# Start of Material provided
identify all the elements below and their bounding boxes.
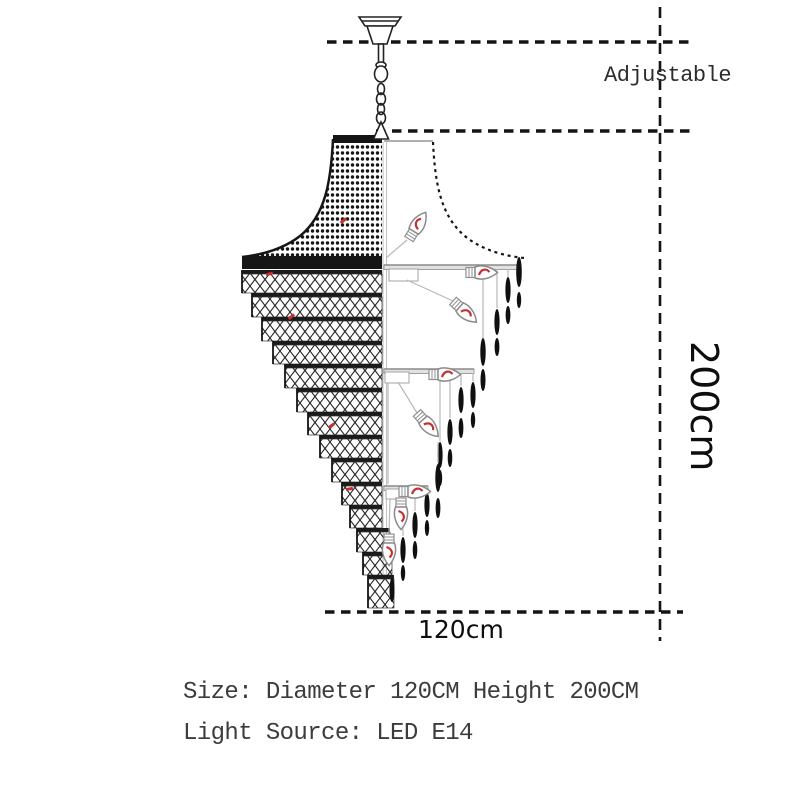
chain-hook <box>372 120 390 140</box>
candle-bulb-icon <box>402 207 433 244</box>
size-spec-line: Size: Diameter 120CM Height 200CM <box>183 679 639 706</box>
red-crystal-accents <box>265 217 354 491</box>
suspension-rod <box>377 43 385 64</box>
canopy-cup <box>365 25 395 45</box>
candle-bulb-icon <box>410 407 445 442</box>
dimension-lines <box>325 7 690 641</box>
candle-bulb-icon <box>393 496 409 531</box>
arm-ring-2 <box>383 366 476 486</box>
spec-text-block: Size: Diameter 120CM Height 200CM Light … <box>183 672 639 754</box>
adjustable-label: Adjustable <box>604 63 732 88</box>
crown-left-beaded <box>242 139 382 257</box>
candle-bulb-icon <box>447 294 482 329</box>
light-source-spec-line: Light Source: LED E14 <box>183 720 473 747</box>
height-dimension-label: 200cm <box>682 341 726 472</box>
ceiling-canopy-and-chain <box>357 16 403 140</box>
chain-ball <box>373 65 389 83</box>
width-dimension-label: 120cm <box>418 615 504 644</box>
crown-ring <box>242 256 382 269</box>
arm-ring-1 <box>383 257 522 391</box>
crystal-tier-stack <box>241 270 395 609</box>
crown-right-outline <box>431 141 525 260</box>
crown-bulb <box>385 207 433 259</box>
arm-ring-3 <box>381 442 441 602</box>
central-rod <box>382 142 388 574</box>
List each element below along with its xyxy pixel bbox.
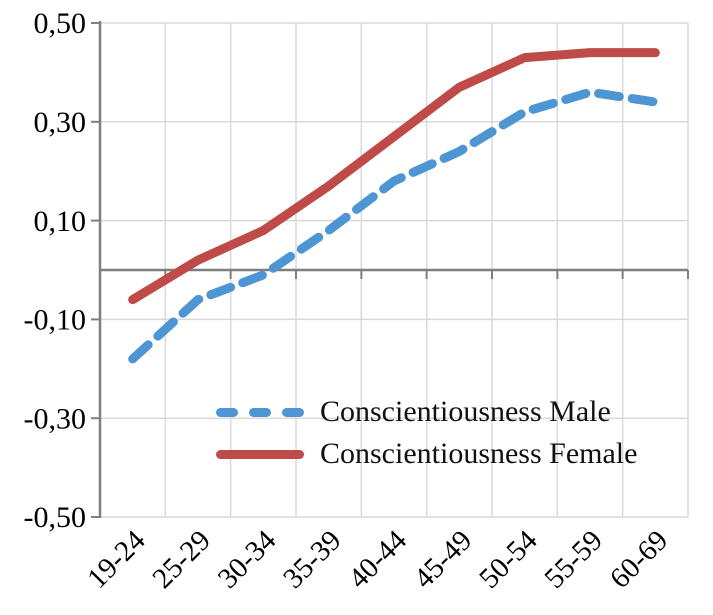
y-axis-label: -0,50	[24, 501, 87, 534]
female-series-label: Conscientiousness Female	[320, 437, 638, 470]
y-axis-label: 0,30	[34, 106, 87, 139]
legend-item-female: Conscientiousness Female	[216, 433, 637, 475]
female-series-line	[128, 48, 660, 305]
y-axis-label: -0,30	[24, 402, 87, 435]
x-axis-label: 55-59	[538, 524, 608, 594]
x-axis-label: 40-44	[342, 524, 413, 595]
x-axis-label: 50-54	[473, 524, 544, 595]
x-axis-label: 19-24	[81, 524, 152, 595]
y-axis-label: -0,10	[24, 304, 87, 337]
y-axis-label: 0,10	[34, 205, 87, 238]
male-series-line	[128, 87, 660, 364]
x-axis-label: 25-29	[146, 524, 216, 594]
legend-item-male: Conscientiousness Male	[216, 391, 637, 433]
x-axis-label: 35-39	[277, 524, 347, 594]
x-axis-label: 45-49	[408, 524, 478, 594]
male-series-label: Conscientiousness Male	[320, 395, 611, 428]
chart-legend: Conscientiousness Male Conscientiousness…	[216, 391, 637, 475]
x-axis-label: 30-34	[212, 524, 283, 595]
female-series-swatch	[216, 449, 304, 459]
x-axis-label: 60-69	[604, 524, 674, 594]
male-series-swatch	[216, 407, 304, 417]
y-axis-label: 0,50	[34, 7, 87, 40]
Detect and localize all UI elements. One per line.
# End of Material provided
# Start of Material provided
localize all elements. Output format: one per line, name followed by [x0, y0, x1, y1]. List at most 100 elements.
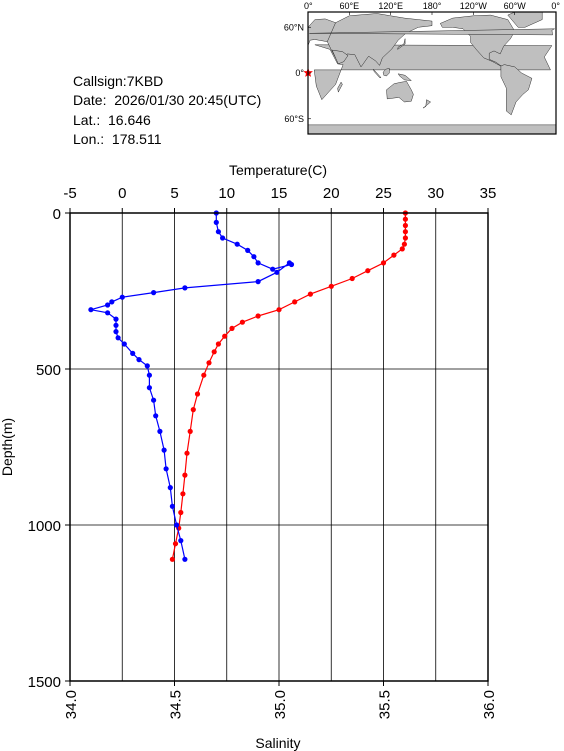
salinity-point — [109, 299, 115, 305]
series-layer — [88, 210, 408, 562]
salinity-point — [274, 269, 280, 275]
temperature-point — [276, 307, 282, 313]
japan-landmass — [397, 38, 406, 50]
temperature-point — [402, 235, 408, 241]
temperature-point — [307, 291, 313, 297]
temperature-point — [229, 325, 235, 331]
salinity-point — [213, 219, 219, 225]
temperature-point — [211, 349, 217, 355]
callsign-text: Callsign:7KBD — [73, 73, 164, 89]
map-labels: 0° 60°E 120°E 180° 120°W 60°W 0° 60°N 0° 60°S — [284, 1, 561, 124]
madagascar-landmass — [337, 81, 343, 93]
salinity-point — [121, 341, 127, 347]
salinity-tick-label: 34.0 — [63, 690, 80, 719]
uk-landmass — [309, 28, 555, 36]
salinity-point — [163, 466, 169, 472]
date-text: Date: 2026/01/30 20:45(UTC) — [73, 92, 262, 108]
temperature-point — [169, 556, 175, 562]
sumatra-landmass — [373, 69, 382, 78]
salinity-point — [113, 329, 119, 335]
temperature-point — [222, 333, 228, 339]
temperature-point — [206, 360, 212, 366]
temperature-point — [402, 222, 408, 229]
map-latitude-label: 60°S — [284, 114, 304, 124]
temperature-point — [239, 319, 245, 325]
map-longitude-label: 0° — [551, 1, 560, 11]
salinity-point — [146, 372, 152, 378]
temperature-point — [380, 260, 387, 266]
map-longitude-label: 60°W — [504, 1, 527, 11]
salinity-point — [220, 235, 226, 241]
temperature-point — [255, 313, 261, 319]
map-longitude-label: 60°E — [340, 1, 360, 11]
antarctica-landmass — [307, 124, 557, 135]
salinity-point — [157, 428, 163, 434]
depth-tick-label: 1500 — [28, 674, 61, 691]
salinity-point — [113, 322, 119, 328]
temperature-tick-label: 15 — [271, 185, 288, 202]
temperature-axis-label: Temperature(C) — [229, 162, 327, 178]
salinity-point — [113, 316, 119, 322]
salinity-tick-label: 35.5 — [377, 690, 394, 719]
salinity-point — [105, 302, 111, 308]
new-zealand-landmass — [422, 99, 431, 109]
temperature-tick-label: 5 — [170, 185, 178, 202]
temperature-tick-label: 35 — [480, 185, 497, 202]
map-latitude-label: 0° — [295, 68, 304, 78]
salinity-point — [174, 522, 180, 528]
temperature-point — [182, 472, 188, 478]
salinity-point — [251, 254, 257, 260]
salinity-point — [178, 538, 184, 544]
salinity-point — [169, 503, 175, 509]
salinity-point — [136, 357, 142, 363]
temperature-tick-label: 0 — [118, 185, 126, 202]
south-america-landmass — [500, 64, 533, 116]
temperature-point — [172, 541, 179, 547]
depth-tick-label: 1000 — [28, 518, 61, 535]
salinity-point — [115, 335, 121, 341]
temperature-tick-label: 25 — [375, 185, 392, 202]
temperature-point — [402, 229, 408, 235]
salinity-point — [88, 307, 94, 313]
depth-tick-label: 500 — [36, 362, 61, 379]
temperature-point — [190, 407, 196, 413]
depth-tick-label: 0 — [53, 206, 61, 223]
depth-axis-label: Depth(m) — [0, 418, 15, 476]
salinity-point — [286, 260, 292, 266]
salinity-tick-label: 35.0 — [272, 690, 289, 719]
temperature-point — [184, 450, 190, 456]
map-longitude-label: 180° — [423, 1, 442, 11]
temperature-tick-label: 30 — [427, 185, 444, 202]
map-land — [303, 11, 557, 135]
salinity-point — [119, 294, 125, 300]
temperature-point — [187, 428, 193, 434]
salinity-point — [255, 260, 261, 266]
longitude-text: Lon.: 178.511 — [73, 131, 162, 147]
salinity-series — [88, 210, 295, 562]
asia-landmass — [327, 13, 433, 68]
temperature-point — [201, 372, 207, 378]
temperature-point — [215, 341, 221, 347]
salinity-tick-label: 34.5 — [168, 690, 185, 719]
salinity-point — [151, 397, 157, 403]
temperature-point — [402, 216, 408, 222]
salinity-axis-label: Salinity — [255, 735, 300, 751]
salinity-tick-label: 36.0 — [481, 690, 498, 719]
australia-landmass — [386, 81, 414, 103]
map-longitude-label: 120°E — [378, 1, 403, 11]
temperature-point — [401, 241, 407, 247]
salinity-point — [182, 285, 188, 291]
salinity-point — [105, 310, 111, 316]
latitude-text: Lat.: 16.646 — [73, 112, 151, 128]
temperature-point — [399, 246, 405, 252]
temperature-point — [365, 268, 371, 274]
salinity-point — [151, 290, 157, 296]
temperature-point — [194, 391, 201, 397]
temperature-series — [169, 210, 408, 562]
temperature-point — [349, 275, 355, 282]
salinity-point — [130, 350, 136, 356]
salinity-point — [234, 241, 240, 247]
# End of Material provided
▸ **Stated task**: Put the lines of the material from the one containing "salinity-point — [109, 299, 115, 305]" through the one containing "temperature-tick-label: 35 —", both included, into a numbered list without blank lines.

▸ **Exercise solution**:
1. salinity-point — [109, 299, 115, 305]
2. series-layer — [88, 210, 408, 562]
3. salinity-point — [274, 269, 280, 275]
4. temperature-point — [276, 307, 282, 313]
5. japan-landmass — [397, 38, 406, 50]
6. temperature-point — [402, 235, 408, 241]
7. temperature-point — [307, 291, 313, 297]
8. temperature-point — [229, 325, 235, 331]
9. salinity-point — [213, 219, 219, 225]
10. temperature-point — [211, 349, 217, 355]
11. callsign-text: Callsign:7KBD — [73, 73, 164, 89]
12. map-labels: 0° 60°E 120°E 180° 120°W 60°W 0° 60°N 0° 60°S — [284, 1, 561, 124]
13. madagascar-landmass — [337, 81, 343, 93]
14. salinity-point — [121, 341, 127, 347]
15. salinity-tick-label: 34.0 — [63, 690, 80, 719]
16. uk-landmass — [309, 28, 555, 36]
17. salinity-point — [163, 466, 169, 472]
18. date-text: Date: 2026/01/30 20:45(UTC) — [73, 92, 262, 108]
19. temperature-point — [169, 556, 175, 562]
20. sumatra-landmass — [373, 69, 382, 78]
21. salinity-point — [113, 329, 119, 335]
22. temperature-point — [222, 333, 228, 339]
23. temperature-point — [206, 360, 212, 366]
24. temperature-point — [402, 222, 408, 229]
25. map-latitude-label: 60°S — [284, 114, 304, 124]
26. temperature-point — [239, 319, 245, 325]
27. map-longitude-label: 0° — [551, 1, 560, 11]
28. salinity-point — [146, 372, 152, 378]
29. temperature-point — [380, 260, 387, 266]
30. map-longitude-label: 60°W — [504, 1, 527, 11]
31. salinity-point — [220, 235, 226, 241]
32. temperature-point — [255, 313, 261, 319]
33. map-longitude-label: 60°E — [340, 1, 360, 11]
34. antarctica-landmass — [307, 124, 557, 135]
35. salinity-point — [157, 428, 163, 434]
36. depth-tick-label: 1500 — [28, 674, 61, 691]
37. salinity-point — [113, 322, 119, 328]
38. temperature-tick-label: 15 — [271, 185, 288, 202]
39. temperature-axis-label: Temperature(C) — [229, 162, 327, 178]
40. salinity-point — [113, 316, 119, 322]
41. salinity-tick-label: 35.5 — [377, 690, 394, 719]
42. salinity-point — [105, 302, 111, 308]
43. new-zealand-landmass — [422, 99, 431, 109]
44. temperature-tick-label: 5 — [170, 185, 178, 202]
45. temperature-tick-label: 35 — [480, 185, 497, 202]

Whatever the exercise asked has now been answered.